**Exercise brief**
Locate the lines where "ylabel" occurs and copy them as they stand.

**Data**
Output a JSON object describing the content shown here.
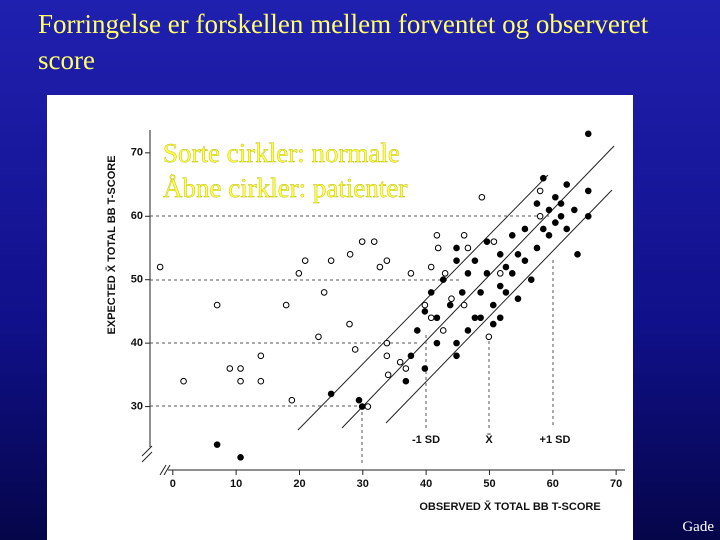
{
  "chart_data": {
    "type": "scatter",
    "title": "Forringelse er forskellen mellem forventet og observeret score",
    "annotations": [
      "Sorte cirkler: normale",
      "Åbne cirkler: patienter"
    ],
    "sd_labels": [
      "-1 SD",
      "X̄",
      "+1 SD"
    ],
    "credit": "Gade",
    "xlabel": "OBSERVED X̄  TOTAL  BB  T-SCORE",
    "ylabel": "EXPECTED X̄  TOTAL  BB  T-SCORE",
    "xlim": [
      -3.6,
      71.4
    ],
    "ylim": [
      20,
      73.6
    ],
    "xticks": [
      0,
      10,
      20,
      30,
      40,
      50,
      60,
      70
    ],
    "yticks": [
      30,
      40,
      50,
      60,
      70
    ],
    "series": [
      {
        "name": "Sorte cirkler: normale",
        "color": "#000000",
        "filled": true,
        "x": [
          7,
          10.7,
          25,
          29.4,
          29.9,
          36.8,
          37.6,
          38.6,
          39.8,
          39.8,
          40.8,
          41.7,
          41.7,
          42.7,
          43.8,
          44.8,
          44.8,
          45.7,
          46.6,
          46.6,
          47.7,
          47.7,
          48.6,
          49.6,
          49.6,
          50.6,
          50.6,
          51.7,
          51.7,
          52.6,
          52.6,
          53.6,
          53.6,
          54.5,
          54.5,
          55.6,
          55.6,
          56.6,
          57.5,
          57.5,
          58.5,
          58.5,
          59.4,
          59.4,
          60.4,
          60.4,
          61.3,
          61.3,
          62.2,
          62.2,
          63.4,
          63.9,
          65.6,
          65.6,
          65.6,
          44.8,
          48.6,
          44.8,
          51.7
        ],
        "values": [
          24,
          22,
          32,
          31,
          30,
          34,
          38,
          42,
          36,
          45,
          48,
          44,
          40,
          50,
          46,
          38,
          53,
          48,
          42,
          51,
          44,
          53,
          48,
          51,
          56,
          46,
          43,
          49,
          54,
          52,
          48,
          57,
          51,
          54,
          47,
          53,
          58,
          50,
          55,
          62,
          58,
          66,
          61,
          57,
          63,
          59,
          60,
          62,
          65,
          58,
          61,
          54,
          73,
          64,
          60,
          40,
          44,
          55,
          44
        ]
      },
      {
        "name": "Åbne cirkler: patienter",
        "color": "#000000",
        "filled": false,
        "x": [
          -2,
          1.7,
          7,
          9,
          10.7,
          10.7,
          13.9,
          13.9,
          17.9,
          18.8,
          19.9,
          20.9,
          23,
          23.9,
          25,
          28,
          27.9,
          28.8,
          29.9,
          31.8,
          32.7,
          33.8,
          33.8,
          33.8,
          34,
          30.8,
          35.9,
          36.8,
          37.6,
          39.8,
          40.8,
          41.7,
          41.9,
          43,
          44,
          46,
          46.6,
          48.8,
          49.9,
          50.7,
          51.7,
          58,
          58,
          46,
          40.8,
          42.7
        ],
        "values": [
          52,
          34,
          46,
          36,
          34,
          36,
          34,
          38,
          46,
          31,
          51,
          53,
          41,
          48,
          53,
          54,
          43,
          39,
          56,
          56,
          52,
          53,
          40,
          38,
          35,
          30,
          37,
          36,
          51,
          46,
          52,
          57,
          55,
          51,
          47,
          57,
          55,
          63,
          41,
          56,
          51,
          64,
          60,
          46,
          44,
          42
        ]
      }
    ]
  }
}
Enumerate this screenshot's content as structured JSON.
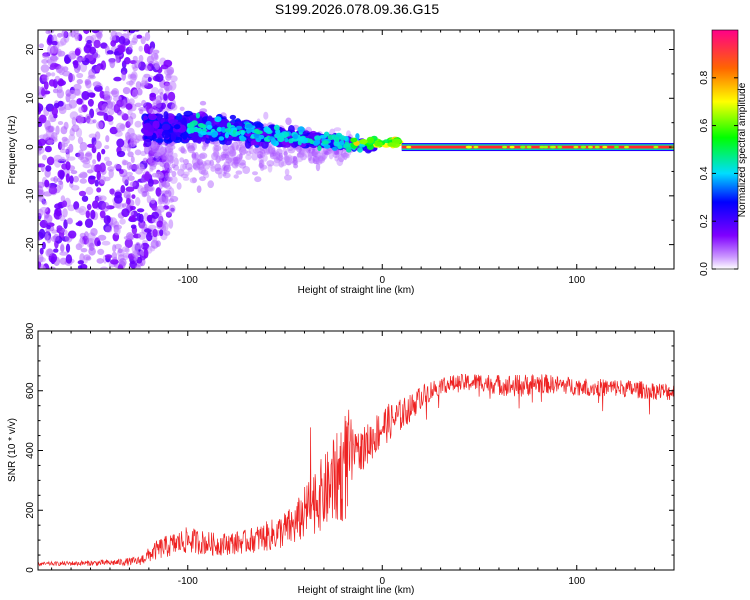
{
  "title": "S199.2026.078.09.36.G15",
  "colors": {
    "snr_line": "#ee2222",
    "ridge": "#ff2a2a",
    "axis": "#000000"
  },
  "chart_data": [
    {
      "type": "heatmap",
      "title": "S199.2026.078.09.36.G15",
      "xlabel": "Height of straight line (km)",
      "ylabel": "Frequency (Hz)",
      "xlim": [
        -177,
        150
      ],
      "ylim": [
        -25,
        24
      ],
      "xticks": [
        -100,
        0,
        100
      ],
      "xtick_labels": [
        "-100",
        "0",
        "100"
      ],
      "yticks": [
        -20,
        -10,
        0,
        10,
        20
      ],
      "ytick_labels": [
        "-20",
        "-10",
        "0",
        "10",
        "20"
      ],
      "grid": false,
      "description_series": [
        {
          "name": "noise spread",
          "x_range": [
            -177,
            -120
          ],
          "freq_spread_hz": 24
        },
        {
          "name": "converging band",
          "x_range": [
            -120,
            -15
          ],
          "freq_spread_hz": 8
        },
        {
          "name": "tone",
          "x_range": [
            10,
            150
          ],
          "freq_hz": 0
        }
      ],
      "colorbar": {
        "label": "Normalized spectral amplitude",
        "range": [
          0,
          1
        ],
        "ticks": [
          0.0,
          0.2,
          0.4,
          0.6,
          0.8
        ],
        "tick_labels": [
          "0.0",
          "0.2",
          "0.4",
          "0.6",
          "0.8"
        ]
      }
    },
    {
      "type": "line",
      "xlabel": "Height of straight line (km)",
      "ylabel": "SNR (10 * v/v)",
      "xlim": [
        -177,
        150
      ],
      "ylim": [
        0,
        800
      ],
      "xticks": [
        -100,
        0,
        100
      ],
      "xtick_labels": [
        "-100",
        "0",
        "100"
      ],
      "yticks": [
        0,
        200,
        400,
        600,
        800
      ],
      "ytick_labels": [
        "0",
        "200",
        "400",
        "600",
        "800"
      ],
      "grid": false,
      "series": [
        {
          "name": "SNR",
          "x": [
            -177,
            -160,
            -140,
            -125,
            -115,
            -100,
            -85,
            -70,
            -55,
            -45,
            -35,
            -25,
            -18,
            -14,
            -10,
            -5,
            0,
            5,
            10,
            15,
            20,
            25,
            30,
            40,
            50,
            60,
            70,
            80,
            90,
            100,
            110,
            120,
            130,
            140,
            150
          ],
          "y": [
            20,
            22,
            24,
            30,
            70,
            100,
            85,
            95,
            120,
            150,
            230,
            290,
            360,
            395,
            405,
            440,
            480,
            500,
            520,
            545,
            580,
            600,
            620,
            625,
            630,
            620,
            615,
            625,
            620,
            615,
            610,
            610,
            605,
            600,
            595
          ],
          "noise_amp": [
            6,
            8,
            10,
            15,
            35,
            45,
            38,
            40,
            55,
            70,
            110,
            140,
            200,
            60,
            70,
            70,
            70,
            60,
            55,
            45,
            40,
            35,
            30,
            30,
            30,
            35,
            40,
            35,
            30,
            30,
            30,
            30,
            30,
            30,
            30
          ]
        }
      ]
    }
  ]
}
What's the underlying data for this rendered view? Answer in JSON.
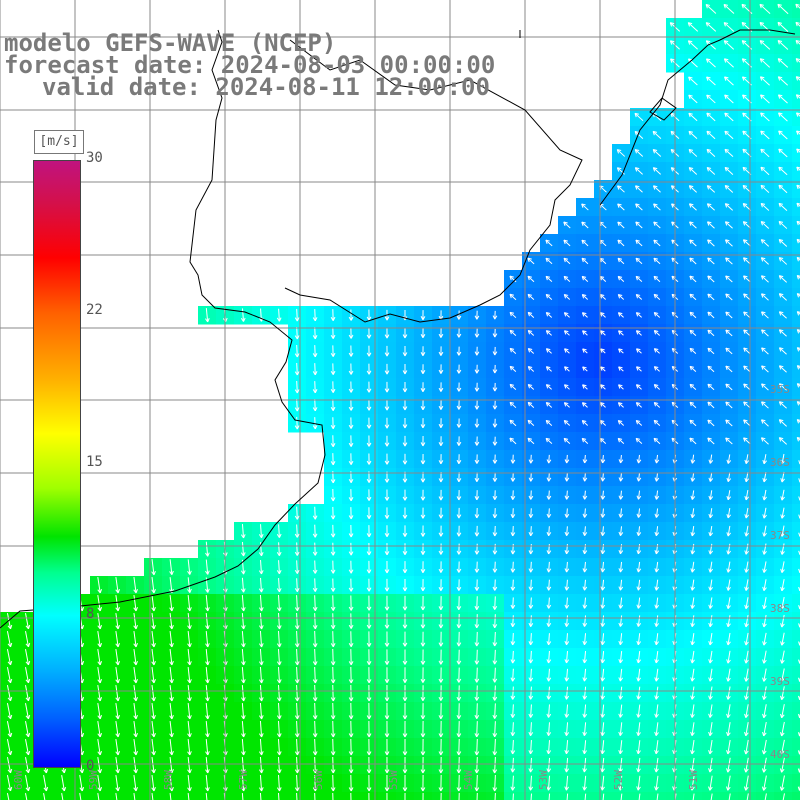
{
  "title": {
    "line1": "modelo GEFS-WAVE (NCEP)",
    "line2": "forecast date: 2024-08-03 00:00:00",
    "line3": "valid date: 2024-08-11 12:00:00"
  },
  "colorbar": {
    "unit": "[m/s]",
    "ticks": [
      {
        "label": "30",
        "value": 30
      },
      {
        "label": "22",
        "value": 22
      },
      {
        "label": "15",
        "value": 15
      },
      {
        "label": "8",
        "value": 8
      },
      {
        "label": "0",
        "value": 0
      }
    ]
  },
  "lat_labels": [
    "35S",
    "36S",
    "37S",
    "38S",
    "39S",
    "40S"
  ],
  "lon_labels": [
    "60W",
    "59W",
    "58W",
    "57W",
    "56W",
    "55W",
    "54W",
    "53W",
    "52W",
    "51W"
  ],
  "colors": {
    "title": "#7a7a7a",
    "land": "#ffffff",
    "grid": "#888888",
    "arrows": "#ffffff"
  }
}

**Task response**
    "ylabel": "EXPECTED X̄  TOTAL  BB  T-SCORE",
      "ylabel": "Frequency (Hz)",
      "ylabel": "SNR (10 * v/v)",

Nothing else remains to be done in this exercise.